**Exercise goal**: Turn the rows from the line with "localize all elements." to the line with "353, 56, 362]", both included, into a numbered list, leaving out any blank lines.

Stored entries:
---*---
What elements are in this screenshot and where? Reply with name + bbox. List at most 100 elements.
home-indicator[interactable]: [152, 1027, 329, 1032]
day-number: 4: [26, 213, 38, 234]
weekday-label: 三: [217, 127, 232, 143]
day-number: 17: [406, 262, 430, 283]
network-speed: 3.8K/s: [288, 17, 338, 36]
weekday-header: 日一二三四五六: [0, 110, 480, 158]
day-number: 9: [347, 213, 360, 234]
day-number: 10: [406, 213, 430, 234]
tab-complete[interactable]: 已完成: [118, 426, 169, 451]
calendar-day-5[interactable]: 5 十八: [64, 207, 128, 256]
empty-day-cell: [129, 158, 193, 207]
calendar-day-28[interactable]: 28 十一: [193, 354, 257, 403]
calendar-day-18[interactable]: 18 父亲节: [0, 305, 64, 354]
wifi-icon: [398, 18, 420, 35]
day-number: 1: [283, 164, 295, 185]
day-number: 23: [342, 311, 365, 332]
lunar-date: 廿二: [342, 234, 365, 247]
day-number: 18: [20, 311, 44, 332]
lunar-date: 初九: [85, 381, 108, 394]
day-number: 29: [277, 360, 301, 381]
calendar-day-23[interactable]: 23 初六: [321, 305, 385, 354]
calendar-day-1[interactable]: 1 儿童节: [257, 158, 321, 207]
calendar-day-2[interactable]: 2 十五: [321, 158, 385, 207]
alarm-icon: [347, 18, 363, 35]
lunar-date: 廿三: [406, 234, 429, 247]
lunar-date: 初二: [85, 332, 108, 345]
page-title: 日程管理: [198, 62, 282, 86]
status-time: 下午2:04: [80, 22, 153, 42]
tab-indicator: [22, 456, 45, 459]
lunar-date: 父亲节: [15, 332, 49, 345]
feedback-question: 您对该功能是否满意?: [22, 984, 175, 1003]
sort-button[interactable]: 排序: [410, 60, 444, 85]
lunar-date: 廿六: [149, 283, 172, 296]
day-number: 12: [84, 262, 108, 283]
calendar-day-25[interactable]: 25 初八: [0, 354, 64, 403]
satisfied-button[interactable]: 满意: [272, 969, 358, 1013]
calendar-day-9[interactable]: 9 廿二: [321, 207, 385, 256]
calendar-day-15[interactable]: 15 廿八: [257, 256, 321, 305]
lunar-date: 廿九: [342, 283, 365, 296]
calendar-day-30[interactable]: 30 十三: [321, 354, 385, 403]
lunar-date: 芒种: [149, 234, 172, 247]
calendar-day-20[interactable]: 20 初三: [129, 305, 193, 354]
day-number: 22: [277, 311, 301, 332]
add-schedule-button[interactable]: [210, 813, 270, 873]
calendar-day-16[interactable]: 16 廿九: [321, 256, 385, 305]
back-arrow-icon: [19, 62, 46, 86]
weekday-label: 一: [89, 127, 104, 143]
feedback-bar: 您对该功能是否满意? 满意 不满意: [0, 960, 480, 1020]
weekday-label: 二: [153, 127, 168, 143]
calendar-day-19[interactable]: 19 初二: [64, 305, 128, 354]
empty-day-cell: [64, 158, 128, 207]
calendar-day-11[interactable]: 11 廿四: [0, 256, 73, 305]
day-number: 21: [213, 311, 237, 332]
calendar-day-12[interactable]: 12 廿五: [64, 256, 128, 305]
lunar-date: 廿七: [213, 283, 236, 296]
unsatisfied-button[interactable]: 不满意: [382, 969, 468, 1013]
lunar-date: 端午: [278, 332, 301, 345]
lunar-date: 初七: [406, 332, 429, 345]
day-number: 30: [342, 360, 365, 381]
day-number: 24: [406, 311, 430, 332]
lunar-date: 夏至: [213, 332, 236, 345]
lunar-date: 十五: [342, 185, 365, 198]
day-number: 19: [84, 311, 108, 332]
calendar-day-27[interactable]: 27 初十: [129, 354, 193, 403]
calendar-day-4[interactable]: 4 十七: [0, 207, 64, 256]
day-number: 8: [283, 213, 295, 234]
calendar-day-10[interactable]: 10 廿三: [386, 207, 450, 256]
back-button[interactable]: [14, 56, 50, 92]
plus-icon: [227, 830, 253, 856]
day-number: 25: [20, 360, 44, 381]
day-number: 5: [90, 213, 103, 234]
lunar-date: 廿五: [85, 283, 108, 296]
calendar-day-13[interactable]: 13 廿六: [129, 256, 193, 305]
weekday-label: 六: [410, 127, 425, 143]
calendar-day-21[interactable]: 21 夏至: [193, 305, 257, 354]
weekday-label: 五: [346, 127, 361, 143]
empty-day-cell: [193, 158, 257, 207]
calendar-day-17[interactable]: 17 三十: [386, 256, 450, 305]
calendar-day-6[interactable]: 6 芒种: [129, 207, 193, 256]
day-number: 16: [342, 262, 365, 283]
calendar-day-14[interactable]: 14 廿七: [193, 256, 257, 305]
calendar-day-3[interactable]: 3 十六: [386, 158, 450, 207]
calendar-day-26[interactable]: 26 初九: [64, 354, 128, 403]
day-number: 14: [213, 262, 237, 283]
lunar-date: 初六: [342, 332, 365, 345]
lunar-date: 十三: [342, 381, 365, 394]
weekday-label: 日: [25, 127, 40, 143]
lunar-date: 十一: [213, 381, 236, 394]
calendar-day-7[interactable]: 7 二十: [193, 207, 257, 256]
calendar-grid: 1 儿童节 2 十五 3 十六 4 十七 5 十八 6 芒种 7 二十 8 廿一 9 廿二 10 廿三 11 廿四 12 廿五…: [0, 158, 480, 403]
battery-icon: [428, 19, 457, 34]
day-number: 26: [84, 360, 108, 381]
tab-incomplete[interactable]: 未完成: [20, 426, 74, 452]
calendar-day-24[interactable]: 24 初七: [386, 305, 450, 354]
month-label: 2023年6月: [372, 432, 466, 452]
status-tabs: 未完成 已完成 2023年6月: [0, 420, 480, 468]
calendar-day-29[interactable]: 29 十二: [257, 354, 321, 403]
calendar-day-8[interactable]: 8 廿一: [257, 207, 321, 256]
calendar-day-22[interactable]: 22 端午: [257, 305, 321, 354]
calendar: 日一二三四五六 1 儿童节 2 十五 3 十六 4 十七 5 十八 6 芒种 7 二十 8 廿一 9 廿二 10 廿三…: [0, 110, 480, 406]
---*---
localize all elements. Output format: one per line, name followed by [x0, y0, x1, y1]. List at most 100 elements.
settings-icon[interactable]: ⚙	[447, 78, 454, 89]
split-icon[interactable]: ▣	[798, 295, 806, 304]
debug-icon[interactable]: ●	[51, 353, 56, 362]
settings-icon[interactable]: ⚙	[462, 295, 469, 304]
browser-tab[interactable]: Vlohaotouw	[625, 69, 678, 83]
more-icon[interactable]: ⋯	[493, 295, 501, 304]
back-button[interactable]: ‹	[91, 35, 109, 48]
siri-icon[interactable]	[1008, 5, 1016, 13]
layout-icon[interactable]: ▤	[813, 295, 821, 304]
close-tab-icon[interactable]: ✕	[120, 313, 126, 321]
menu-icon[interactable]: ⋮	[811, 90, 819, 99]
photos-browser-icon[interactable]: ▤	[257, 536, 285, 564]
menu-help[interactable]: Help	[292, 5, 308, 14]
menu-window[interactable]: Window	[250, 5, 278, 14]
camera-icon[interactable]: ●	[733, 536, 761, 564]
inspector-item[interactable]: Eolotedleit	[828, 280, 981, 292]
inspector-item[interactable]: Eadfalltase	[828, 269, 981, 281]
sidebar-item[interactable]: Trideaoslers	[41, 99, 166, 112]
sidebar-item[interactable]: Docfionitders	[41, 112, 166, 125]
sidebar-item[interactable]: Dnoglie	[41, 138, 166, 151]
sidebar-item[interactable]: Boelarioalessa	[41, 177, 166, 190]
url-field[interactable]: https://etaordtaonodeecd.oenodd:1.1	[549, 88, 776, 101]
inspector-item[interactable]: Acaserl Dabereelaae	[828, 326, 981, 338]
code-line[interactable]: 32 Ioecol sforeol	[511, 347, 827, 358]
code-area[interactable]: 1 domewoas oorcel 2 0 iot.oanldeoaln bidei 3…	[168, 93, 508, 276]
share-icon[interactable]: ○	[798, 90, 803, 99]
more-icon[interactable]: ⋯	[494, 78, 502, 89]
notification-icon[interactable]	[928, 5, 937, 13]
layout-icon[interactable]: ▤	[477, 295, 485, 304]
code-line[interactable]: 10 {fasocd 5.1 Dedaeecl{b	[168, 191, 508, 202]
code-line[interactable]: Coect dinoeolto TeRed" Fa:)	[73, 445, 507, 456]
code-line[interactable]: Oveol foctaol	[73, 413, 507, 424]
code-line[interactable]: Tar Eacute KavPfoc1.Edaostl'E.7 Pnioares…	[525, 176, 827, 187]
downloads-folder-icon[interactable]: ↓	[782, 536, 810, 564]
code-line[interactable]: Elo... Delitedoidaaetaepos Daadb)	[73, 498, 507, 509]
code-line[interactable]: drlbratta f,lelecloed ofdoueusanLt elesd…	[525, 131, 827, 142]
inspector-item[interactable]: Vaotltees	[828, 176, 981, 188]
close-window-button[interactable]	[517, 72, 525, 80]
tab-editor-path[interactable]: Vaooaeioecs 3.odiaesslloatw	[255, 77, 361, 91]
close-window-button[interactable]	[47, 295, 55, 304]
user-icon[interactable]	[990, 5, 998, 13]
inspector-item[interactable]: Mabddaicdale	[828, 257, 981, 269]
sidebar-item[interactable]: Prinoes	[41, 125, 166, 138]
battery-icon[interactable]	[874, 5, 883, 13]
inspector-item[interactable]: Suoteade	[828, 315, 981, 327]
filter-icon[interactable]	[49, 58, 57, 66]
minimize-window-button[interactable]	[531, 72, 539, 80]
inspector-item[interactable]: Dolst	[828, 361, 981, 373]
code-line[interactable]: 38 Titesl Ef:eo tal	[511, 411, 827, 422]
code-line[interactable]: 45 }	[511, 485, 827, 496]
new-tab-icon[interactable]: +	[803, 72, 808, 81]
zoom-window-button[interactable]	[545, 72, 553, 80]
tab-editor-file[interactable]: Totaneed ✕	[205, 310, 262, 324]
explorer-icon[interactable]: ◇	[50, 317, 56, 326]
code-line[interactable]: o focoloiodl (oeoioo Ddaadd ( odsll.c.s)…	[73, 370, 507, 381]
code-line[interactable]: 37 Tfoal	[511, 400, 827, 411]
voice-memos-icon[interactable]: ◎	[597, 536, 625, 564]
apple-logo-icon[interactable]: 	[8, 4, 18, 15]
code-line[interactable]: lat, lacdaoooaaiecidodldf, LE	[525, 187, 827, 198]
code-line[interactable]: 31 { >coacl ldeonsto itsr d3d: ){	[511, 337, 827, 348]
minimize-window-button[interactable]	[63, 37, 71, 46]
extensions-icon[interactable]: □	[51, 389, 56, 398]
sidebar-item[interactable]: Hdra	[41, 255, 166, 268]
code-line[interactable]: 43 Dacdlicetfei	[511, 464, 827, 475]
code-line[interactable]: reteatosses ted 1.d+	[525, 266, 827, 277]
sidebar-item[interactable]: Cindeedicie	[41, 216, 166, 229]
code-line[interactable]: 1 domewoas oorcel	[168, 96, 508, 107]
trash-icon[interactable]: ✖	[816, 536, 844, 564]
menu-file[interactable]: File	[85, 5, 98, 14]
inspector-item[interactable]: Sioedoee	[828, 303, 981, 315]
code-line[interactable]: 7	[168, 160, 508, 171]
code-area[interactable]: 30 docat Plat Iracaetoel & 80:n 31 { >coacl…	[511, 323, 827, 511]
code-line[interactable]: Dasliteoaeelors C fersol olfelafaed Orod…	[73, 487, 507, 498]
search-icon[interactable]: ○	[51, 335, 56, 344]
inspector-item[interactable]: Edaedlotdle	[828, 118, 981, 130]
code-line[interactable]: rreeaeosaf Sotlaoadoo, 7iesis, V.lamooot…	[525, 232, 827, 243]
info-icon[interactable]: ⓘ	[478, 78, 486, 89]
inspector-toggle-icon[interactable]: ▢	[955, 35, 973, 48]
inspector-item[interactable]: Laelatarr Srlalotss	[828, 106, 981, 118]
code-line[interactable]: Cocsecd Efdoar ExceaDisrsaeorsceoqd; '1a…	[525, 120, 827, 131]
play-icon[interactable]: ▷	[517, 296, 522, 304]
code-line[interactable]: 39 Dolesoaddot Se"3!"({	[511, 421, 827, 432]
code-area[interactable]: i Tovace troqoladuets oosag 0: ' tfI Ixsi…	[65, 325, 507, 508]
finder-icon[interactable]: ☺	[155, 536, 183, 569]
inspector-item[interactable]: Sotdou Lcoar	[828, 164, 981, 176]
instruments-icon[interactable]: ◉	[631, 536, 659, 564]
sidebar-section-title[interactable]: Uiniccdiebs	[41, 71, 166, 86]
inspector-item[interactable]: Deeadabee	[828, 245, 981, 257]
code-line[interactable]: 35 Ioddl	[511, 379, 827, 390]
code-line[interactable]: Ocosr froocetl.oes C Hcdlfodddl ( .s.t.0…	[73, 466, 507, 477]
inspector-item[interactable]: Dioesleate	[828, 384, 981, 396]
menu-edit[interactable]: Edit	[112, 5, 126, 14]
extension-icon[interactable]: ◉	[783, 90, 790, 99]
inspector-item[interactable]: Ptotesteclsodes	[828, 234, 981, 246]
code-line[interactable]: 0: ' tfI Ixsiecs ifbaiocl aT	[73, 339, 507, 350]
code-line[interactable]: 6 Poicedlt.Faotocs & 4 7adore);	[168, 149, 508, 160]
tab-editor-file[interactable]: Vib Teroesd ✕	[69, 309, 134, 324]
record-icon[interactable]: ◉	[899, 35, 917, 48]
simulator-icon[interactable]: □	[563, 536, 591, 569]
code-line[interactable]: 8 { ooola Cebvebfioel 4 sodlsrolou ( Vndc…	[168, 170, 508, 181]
---*---
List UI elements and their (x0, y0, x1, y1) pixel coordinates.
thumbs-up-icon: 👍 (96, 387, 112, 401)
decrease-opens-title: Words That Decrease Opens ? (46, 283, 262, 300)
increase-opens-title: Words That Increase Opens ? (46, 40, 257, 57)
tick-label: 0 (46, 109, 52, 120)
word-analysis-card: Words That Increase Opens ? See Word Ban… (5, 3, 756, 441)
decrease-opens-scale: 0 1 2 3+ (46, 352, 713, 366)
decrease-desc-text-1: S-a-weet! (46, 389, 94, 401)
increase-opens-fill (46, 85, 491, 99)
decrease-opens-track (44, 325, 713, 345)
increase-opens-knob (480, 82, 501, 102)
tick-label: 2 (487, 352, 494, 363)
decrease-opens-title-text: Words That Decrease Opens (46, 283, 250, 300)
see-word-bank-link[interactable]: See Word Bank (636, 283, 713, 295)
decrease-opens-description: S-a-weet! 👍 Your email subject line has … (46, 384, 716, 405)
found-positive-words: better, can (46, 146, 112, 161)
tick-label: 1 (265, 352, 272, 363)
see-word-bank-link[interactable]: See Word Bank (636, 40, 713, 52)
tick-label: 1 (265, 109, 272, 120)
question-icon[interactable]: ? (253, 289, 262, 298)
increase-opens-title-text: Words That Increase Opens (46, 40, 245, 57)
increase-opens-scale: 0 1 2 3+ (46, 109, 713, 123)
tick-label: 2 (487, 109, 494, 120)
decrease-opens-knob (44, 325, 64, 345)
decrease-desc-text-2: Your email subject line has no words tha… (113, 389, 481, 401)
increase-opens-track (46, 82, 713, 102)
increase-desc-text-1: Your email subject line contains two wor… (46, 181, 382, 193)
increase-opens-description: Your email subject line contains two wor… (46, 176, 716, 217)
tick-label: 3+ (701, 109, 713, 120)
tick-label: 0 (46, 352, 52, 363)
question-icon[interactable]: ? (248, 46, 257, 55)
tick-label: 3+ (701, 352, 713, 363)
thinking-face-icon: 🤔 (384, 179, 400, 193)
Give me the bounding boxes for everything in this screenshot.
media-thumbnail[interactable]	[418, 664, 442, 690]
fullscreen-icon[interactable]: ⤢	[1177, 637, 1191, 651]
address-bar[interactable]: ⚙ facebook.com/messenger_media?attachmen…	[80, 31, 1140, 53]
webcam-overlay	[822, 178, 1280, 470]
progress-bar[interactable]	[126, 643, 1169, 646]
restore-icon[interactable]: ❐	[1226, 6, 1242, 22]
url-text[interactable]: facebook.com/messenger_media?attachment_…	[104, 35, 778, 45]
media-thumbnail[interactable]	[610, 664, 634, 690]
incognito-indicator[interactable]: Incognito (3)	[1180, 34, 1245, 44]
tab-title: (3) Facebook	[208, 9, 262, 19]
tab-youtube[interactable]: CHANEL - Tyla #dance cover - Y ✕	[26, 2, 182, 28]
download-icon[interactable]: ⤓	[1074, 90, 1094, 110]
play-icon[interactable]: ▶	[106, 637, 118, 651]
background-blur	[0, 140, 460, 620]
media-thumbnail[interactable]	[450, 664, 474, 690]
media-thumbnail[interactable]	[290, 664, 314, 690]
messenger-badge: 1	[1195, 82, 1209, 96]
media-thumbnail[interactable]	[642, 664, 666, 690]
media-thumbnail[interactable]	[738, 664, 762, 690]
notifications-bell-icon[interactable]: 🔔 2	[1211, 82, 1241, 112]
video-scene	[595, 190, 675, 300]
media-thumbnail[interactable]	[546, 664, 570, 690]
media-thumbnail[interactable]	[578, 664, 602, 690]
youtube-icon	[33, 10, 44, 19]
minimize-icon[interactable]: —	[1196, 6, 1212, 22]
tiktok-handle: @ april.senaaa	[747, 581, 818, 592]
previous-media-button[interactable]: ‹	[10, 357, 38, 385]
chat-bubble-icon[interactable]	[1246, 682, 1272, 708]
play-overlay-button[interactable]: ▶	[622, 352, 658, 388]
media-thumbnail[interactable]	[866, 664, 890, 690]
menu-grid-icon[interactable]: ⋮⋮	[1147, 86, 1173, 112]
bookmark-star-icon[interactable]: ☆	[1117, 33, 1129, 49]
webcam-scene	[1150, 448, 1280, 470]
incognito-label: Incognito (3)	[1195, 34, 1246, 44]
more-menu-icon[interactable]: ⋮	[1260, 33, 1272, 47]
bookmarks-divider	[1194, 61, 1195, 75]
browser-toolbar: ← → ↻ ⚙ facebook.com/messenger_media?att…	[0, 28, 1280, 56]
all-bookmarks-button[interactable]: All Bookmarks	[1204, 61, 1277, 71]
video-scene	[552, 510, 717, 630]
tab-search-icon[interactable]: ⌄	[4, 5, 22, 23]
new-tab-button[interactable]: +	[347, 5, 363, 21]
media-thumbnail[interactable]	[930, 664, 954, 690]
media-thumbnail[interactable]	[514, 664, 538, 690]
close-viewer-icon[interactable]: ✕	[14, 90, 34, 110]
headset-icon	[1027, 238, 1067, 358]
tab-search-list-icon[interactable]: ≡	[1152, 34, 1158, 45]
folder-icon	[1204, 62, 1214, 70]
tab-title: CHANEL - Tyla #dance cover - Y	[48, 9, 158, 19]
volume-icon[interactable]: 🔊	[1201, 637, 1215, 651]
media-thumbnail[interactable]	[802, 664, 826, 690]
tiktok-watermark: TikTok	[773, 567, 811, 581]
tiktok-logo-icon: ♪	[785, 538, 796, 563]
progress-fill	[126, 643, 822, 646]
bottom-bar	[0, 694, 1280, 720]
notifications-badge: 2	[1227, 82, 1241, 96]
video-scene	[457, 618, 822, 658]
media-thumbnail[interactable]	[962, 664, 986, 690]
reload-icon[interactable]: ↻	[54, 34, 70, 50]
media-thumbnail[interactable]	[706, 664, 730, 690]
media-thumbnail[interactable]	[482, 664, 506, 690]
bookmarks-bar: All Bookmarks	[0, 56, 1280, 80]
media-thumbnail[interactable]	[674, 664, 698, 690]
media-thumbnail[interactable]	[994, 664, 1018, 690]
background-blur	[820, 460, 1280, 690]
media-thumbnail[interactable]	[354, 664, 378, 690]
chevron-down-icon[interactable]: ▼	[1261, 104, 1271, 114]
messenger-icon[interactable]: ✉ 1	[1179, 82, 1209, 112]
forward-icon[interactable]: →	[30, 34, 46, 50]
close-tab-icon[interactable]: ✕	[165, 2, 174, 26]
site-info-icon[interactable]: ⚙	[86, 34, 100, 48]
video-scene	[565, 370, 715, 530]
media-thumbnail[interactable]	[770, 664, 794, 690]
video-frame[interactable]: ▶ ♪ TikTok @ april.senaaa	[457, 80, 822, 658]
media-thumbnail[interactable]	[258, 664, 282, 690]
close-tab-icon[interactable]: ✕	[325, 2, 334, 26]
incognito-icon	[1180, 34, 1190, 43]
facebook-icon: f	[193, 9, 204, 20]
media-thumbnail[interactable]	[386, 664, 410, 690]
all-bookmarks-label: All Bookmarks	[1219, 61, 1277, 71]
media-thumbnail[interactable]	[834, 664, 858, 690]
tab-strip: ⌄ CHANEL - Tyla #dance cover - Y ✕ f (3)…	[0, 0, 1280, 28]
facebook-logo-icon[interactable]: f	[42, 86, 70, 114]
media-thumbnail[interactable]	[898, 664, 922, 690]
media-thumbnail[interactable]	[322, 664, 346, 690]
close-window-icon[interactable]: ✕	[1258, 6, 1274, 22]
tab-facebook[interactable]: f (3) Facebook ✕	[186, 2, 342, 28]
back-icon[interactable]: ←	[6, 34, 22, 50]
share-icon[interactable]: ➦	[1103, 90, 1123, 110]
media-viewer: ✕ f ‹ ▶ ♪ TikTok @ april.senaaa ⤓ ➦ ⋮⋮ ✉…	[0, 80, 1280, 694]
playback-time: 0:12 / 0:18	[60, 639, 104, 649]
---*---
**Task output**:
1. localize all elements. Output format: one per line, name followed by [x0, y0, x1, y1]. List at most 100 elements.
2. settings-icon[interactable]: ⚙	[447, 78, 454, 89]
3. split-icon[interactable]: ▣	[798, 295, 806, 304]
4. debug-icon[interactable]: ●	[51, 353, 56, 362]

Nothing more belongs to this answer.